- _ВЫБРАННЫЙ ФРАГМЕНТ_:

По-своему трактован такой мотив мастером ножа из коллекции А.А.Бобринского. В центре рукояти, наверху, – большое круглое отверстие, от которого в стороны расходится два треугольника. Такая схема, кажется, воспроизводит изображения глаза с двумя клювами. Но здесь это именно схема, это действительно знак, а не образ, хотя знак информативный, выразительный. Образы же птиц кроятся под ним. Две головы птицы, обращённые друг на друга, словно подпирают собою два эти клюва-треугольника и несут огромный (по отношению к небольшим головам птиц) глаз-круг.

- _ИСХОДНЫЕ ДАННЫЕ_:
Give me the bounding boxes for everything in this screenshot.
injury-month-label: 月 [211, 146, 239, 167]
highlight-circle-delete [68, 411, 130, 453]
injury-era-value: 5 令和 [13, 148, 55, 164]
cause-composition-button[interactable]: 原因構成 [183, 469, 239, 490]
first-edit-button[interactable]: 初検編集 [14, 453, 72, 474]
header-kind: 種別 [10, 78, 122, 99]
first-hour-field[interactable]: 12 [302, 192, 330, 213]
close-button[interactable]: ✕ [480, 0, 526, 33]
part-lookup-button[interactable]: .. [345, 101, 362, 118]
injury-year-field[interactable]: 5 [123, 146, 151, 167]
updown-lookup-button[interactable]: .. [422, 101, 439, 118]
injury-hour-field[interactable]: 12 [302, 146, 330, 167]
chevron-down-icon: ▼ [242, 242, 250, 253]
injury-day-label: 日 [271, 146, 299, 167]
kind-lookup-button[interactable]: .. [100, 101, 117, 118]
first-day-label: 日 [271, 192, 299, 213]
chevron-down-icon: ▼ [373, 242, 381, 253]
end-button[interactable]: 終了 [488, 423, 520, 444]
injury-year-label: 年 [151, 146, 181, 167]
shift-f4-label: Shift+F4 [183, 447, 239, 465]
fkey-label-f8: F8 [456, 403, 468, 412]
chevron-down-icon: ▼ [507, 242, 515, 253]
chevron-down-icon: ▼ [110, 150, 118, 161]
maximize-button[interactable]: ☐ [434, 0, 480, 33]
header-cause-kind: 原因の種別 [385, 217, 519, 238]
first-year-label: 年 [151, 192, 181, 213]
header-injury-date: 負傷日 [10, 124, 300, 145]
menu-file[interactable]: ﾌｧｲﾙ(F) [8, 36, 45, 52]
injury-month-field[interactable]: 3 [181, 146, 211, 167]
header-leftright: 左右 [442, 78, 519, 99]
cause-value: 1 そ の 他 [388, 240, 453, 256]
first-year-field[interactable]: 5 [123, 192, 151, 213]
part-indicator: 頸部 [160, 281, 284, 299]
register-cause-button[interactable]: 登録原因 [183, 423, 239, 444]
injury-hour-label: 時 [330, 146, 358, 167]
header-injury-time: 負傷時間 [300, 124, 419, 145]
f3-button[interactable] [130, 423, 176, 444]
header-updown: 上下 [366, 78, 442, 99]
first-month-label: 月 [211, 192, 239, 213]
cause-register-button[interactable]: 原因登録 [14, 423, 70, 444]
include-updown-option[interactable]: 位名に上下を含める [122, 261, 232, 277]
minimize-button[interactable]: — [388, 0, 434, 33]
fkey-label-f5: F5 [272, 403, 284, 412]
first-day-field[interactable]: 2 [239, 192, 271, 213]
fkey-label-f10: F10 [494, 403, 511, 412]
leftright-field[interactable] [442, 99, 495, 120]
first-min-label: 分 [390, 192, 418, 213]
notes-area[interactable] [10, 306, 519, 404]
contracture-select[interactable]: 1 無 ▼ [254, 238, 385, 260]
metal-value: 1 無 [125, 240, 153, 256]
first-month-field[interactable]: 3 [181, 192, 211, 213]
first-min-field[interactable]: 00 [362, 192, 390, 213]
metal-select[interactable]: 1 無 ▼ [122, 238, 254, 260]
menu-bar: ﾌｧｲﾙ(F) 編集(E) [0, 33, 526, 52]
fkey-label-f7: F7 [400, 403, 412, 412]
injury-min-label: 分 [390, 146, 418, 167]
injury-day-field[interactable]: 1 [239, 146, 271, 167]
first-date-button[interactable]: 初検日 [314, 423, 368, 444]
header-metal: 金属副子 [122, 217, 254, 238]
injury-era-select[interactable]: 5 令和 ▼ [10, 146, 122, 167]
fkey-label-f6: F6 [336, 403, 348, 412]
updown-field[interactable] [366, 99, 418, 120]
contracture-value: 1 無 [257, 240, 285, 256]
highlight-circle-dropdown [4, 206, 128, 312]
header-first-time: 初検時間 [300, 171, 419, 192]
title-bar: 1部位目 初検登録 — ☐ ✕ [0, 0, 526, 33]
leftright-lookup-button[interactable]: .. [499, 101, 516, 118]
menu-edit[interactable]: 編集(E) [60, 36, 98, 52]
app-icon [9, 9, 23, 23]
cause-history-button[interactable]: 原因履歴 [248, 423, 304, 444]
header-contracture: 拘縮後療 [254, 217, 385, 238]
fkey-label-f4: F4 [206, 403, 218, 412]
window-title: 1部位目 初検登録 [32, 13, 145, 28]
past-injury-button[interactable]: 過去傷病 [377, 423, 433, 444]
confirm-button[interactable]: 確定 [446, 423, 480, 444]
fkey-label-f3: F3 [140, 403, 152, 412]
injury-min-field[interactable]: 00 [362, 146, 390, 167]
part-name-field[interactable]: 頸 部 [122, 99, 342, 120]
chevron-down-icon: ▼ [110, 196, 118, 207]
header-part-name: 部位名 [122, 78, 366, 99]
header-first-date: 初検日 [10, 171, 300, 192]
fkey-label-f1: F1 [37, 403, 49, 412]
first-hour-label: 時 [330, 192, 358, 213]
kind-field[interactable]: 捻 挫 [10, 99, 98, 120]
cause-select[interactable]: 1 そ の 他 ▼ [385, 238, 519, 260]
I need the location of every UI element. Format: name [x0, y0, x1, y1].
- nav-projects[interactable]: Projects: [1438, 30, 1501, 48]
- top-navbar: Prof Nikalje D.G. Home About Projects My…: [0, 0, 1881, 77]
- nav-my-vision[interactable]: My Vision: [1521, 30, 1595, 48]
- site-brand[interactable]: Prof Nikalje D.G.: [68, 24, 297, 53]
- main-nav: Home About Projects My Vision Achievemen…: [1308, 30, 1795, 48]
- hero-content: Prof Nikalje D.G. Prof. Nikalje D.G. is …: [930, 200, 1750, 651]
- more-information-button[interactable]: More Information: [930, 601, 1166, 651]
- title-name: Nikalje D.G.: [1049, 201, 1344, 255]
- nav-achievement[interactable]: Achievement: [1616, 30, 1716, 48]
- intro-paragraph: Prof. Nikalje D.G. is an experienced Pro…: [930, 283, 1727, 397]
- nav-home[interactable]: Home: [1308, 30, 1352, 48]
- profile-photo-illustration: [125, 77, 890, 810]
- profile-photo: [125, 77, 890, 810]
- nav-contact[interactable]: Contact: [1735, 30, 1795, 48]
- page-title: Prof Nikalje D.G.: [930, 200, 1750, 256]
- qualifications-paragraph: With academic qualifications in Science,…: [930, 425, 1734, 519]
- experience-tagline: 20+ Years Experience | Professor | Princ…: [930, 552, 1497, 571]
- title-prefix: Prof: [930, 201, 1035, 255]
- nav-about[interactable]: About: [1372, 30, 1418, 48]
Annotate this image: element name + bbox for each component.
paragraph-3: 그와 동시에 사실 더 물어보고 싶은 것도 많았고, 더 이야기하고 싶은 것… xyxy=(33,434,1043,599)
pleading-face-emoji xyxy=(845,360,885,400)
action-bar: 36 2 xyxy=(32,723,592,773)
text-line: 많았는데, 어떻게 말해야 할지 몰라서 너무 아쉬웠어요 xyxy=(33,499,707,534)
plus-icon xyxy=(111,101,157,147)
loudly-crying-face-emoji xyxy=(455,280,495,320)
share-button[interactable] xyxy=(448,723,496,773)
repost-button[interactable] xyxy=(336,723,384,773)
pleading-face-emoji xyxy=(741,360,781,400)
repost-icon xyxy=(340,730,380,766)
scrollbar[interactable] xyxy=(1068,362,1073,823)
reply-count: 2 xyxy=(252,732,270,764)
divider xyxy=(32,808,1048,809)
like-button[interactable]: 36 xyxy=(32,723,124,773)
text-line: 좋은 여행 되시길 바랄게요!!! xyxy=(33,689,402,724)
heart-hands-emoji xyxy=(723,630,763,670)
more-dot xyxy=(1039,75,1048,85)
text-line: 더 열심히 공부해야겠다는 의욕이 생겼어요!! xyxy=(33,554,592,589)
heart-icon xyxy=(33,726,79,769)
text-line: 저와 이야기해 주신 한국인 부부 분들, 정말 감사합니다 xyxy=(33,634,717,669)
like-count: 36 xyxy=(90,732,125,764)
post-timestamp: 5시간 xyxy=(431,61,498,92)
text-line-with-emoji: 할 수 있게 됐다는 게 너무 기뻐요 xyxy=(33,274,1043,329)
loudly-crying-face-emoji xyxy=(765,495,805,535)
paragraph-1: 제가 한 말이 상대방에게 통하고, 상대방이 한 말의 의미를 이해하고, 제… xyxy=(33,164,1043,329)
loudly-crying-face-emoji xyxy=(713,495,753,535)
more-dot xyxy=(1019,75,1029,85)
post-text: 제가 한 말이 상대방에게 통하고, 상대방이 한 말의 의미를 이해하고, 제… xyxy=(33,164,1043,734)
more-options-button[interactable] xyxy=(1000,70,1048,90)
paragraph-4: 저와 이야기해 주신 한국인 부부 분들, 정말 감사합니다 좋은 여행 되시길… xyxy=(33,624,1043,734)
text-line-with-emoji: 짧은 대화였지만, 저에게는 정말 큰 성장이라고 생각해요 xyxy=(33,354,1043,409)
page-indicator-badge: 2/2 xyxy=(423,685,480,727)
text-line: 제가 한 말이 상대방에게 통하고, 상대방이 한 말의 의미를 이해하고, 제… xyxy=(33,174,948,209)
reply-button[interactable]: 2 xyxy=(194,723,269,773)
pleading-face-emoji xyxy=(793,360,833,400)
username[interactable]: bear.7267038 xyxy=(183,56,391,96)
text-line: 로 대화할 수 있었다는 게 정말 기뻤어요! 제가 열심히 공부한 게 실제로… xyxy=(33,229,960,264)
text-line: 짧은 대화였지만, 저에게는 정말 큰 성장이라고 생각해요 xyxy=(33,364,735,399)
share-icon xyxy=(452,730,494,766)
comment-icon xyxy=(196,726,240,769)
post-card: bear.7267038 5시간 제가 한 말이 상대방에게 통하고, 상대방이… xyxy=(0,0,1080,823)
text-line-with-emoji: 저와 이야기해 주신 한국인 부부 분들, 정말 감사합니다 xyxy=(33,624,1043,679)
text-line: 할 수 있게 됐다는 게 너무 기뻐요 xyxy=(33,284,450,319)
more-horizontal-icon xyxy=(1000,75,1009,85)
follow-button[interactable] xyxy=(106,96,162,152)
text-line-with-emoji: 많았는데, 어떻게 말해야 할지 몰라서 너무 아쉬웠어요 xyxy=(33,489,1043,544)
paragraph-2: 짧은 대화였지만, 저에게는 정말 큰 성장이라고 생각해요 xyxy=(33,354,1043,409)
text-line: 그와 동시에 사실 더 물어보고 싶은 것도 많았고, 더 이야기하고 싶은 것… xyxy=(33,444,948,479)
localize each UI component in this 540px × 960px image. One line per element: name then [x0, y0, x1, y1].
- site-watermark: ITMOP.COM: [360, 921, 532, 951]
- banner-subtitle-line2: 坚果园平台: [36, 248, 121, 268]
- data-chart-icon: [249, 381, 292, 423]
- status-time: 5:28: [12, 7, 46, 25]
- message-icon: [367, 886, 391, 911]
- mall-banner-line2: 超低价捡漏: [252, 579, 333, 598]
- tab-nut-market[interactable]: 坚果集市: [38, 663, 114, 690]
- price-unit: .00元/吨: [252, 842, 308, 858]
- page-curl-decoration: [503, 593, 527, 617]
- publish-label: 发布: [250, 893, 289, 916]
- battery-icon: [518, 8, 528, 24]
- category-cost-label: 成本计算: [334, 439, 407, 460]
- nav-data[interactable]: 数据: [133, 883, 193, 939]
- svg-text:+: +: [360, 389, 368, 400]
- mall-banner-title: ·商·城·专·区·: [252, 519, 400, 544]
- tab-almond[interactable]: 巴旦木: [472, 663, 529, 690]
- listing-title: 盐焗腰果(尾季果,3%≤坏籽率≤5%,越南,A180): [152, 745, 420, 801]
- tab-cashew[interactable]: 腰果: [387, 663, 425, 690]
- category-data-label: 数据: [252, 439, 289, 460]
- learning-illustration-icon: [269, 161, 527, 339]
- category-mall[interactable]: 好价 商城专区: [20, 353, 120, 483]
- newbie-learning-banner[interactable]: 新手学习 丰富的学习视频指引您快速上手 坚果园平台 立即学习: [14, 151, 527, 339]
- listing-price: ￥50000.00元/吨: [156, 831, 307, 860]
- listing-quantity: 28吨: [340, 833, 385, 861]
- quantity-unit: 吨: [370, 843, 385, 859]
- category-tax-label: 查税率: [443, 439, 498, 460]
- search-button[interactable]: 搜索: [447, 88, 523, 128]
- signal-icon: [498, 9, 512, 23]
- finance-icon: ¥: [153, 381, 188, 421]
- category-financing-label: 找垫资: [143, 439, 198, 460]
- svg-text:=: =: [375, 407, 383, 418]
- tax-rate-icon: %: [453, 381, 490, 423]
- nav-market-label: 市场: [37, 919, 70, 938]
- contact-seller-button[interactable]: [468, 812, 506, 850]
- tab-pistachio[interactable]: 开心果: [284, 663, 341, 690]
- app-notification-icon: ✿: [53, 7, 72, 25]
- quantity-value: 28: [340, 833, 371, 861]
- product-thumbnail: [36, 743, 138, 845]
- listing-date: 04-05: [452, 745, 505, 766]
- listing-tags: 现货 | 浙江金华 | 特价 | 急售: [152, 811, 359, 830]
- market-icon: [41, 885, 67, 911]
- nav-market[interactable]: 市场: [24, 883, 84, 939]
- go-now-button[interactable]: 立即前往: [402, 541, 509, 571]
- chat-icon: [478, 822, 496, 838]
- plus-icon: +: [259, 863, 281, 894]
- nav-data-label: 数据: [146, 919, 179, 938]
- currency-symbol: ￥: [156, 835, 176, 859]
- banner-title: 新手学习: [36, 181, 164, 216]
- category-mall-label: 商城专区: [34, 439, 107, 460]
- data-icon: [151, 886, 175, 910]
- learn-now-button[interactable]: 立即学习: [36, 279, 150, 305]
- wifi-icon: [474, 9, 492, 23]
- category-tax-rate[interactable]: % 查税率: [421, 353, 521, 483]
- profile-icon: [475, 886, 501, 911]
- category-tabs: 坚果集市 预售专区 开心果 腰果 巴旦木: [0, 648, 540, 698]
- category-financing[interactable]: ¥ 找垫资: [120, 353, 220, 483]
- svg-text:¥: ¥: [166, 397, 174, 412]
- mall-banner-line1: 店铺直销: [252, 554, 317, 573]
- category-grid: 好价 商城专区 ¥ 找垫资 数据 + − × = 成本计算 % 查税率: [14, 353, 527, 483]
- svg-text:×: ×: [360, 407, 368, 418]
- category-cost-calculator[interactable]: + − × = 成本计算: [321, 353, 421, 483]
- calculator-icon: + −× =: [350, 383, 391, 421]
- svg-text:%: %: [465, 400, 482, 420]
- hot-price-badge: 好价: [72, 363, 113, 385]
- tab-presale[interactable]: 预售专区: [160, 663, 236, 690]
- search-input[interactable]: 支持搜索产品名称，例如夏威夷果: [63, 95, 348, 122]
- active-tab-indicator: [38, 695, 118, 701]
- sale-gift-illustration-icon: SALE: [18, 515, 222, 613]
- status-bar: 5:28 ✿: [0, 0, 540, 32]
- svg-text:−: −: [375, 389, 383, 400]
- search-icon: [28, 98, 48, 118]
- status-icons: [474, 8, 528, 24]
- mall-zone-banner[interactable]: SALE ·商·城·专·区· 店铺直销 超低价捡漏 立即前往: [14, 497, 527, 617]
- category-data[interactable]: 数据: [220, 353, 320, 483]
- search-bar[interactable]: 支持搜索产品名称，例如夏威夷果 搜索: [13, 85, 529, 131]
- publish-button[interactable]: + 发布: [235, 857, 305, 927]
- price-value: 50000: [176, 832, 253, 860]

- _ОПИСАНИЕ ЗАДАЧИ_:
Извлеките из фрагмента о ноже из коллекции А.А.Бобринского дословный отрывок, начиная со слов «По-своему трактован такой» и продолжая вплоть до слов «головам птиц) глаз-круг.». Записи для выполнения заданий не требуются.

- _ПРАВИЛЬНЫЙ ОТВЕТ_:
По-своему трактован такой мотив мастером ножа из коллекции А.А.Бобринского. В центре рукояти, наверху, – большое круглое отверстие, от которого в стороны расходится два треугольника. Такая схема, кажется, воспроизводит изображения глаза с двумя клювами. Но здесь это именно схема, это действительно знак, а не образ, хотя знак информативный, выразительный. Образы же птиц кроятся под ним. Две головы птицы, обращённые друг на друга, словно подпирают собою два эти клюва-треугольника и несут огромный (по отношению к небольшим головам птиц) глаз-круг.